To be done
Report only the number of lines in this material that include "fölött".

(Collection entries)
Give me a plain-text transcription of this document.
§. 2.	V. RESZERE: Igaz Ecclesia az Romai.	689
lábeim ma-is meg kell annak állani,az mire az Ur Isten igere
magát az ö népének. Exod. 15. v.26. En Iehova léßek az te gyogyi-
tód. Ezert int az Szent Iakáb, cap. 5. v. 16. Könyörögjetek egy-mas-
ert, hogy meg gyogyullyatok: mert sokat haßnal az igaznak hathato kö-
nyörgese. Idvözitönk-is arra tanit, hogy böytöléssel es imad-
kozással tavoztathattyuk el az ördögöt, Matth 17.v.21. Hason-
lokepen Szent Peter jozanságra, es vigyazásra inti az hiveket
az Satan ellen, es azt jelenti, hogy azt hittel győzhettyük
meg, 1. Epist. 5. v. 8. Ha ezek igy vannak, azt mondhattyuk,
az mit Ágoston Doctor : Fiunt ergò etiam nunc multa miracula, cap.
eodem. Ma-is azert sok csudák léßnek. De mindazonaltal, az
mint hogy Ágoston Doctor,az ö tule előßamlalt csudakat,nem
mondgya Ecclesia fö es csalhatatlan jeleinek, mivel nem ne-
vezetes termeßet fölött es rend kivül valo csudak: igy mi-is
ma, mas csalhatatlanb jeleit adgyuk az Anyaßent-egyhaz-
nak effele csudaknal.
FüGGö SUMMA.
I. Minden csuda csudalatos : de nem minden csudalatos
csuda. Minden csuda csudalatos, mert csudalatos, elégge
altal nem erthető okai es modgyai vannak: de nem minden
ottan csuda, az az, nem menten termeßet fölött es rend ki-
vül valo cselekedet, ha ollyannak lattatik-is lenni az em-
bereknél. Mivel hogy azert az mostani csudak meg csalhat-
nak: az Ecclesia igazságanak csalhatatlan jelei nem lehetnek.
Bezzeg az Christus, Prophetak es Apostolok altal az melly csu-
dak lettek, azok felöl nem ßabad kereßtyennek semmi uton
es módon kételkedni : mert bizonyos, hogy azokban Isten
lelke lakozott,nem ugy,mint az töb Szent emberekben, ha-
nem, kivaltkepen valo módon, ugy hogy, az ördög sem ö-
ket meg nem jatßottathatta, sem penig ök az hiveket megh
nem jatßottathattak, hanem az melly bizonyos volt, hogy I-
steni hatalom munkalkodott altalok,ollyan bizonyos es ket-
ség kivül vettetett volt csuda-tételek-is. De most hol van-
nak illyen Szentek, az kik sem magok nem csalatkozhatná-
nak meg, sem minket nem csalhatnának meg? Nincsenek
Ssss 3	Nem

Answer
2